Figure data in JSON:

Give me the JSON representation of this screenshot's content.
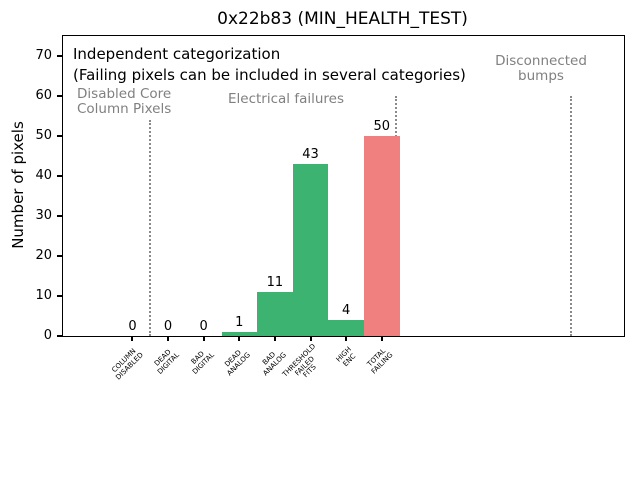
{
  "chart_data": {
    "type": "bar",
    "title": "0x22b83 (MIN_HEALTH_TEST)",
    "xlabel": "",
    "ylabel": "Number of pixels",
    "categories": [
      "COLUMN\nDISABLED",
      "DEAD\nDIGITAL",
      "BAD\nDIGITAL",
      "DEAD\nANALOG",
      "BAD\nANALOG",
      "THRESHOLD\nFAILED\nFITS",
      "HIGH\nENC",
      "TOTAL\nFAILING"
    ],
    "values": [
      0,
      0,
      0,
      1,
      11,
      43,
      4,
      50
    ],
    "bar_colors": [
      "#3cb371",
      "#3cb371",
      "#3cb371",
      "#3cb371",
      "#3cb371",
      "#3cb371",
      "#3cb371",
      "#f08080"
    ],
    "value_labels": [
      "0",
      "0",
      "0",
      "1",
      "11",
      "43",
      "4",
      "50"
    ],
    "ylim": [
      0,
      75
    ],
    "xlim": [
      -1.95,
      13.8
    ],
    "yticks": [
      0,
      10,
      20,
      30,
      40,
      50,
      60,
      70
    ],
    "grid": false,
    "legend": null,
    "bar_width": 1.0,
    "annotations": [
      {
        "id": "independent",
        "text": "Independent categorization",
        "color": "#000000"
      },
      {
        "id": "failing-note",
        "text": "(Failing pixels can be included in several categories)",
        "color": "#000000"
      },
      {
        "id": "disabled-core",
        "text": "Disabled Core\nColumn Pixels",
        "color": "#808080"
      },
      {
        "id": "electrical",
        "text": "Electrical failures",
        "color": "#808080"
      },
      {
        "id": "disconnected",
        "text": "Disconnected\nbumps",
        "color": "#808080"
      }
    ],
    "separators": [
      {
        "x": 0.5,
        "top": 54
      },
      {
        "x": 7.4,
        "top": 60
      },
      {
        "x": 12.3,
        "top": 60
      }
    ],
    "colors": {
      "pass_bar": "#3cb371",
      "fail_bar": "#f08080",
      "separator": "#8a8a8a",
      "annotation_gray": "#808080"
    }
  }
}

==

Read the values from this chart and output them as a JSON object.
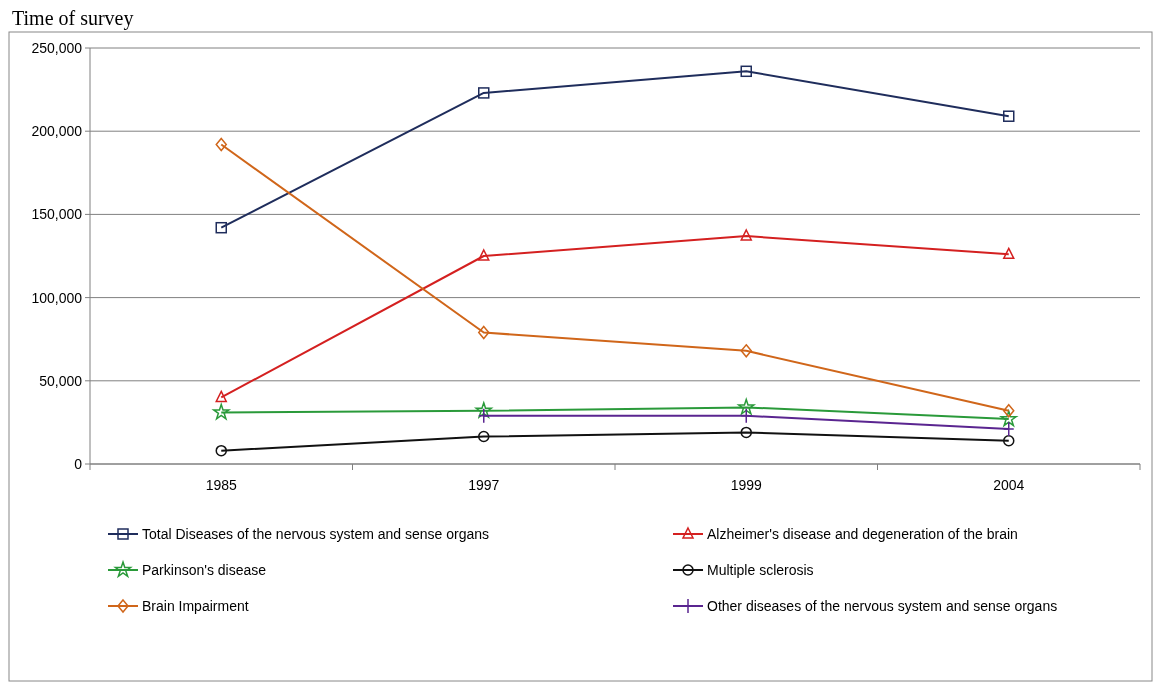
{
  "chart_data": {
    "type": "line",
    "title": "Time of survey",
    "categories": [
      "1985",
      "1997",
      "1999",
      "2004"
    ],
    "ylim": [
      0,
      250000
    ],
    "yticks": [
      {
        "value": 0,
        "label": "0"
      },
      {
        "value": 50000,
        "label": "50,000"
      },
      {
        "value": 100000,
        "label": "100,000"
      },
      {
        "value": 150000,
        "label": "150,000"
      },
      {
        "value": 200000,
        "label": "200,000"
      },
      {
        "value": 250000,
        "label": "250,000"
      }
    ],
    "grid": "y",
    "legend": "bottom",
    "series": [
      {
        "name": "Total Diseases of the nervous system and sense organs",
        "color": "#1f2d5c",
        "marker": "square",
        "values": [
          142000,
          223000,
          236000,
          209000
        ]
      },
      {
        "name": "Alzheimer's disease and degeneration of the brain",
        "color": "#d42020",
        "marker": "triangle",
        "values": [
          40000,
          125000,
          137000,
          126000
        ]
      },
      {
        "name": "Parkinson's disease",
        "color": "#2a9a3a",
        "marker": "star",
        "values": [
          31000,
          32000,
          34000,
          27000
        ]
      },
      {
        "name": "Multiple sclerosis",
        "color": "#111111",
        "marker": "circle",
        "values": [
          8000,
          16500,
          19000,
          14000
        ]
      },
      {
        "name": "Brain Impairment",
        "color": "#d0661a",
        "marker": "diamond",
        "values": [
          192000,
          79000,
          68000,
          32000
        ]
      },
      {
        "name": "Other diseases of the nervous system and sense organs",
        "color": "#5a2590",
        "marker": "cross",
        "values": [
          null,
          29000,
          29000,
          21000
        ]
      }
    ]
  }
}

- INSTRUCTION:
Collect each line containing the string "system".

- FINISHED EXERCISE:
        "name": "Total Diseases of the nervous system and sense organs",
        "name": "Other diseases of the nervous system and sense organs",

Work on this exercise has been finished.